> _What needs to be done_:
Retype everything in the listing, leaving each line exactly as it is.

> _Information supplied_:
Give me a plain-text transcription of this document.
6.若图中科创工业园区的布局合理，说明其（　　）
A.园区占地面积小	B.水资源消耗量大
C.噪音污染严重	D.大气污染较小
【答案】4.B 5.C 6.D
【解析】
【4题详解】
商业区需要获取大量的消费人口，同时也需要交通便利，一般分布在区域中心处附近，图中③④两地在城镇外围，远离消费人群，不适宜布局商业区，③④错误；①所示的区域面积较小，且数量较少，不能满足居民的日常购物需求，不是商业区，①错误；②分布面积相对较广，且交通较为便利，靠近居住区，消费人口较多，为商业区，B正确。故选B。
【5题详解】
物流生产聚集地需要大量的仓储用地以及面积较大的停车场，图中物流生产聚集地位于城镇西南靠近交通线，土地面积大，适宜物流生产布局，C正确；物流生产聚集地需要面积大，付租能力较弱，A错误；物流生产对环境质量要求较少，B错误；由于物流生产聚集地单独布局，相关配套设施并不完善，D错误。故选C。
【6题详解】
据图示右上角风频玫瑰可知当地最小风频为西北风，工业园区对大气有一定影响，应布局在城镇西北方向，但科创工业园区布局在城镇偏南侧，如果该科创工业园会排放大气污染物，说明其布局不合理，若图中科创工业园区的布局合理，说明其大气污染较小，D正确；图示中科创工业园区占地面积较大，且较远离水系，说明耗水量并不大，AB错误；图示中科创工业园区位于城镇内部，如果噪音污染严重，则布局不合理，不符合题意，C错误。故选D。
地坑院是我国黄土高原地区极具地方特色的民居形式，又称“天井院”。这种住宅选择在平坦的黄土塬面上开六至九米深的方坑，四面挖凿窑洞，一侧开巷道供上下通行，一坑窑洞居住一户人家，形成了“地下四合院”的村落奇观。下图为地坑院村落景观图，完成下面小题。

> _Solution_:
Give me a plain-text transcription of this document.
6.若图中科创工业园区的布局合理，说明其（　　）
A.园区占地面积小	B.水资源消耗量大
C.噪音污染严重	D.大气污染较小
【答案】4.B 5.C 6.D
【解析】
【4题详解】
商业区需要获取大量的消费人口，同时也需要交通便利，一般分布在区域中心处附近，图中③④两地在城镇外围，远离消费人群，不适宜布局商业区，③④错误；①所示的区域面积较小，且数量较少，不能满足居民的日常购物需求，不是商业区，①错误；②分布面积相对较广，且交通较为便利，靠近居住区，消费人口较多，为商业区，B正确。故选B。
【5题详解】
物流生产聚集地需要大量的仓储用地以及面积较大的停车场，图中物流生产聚集地位于城镇西南靠近交通线，土地面积大，适宜物流生产布局，C正确；物流生产聚集地需要面积大，付租能力较弱，A错误；物流生产对环境质量要求较少，B错误；由于物流生产聚集地单独布局，相关配套设施并不完善，D错误。故选C。
【6题详解】
据图示右上角风频玫瑰可知当地最小风频为西北风，工业园区对大气有一定影响，应布局在城镇西北方向，但科创工业园区布局在城镇偏南侧，如果该科创工业园会排放大气污染物，说明其布局不合理，若图中科创工业园区的布局合理，说明其大气污染较小，D正确；图示中科创工业园区占地面积较大，且较远离水系，说明耗水量并不大，AB错误；图示中科创工业园区位于城镇内部，如果噪音污染严重，则布局不合理，不符合题意，C错误。故选D。
地坑院是我国黄土高原地区极具地方特色的民居形式，又称“天井院”。这种住宅选择在平坦的黄土塬面上开六至九米深的方坑，四面挖凿窑洞，一侧开巷道供上下通行，一坑窑洞居住一户人家，形成了“地下四合院”的村落奇观。下图为地坑院村落景观图，完成下面小题。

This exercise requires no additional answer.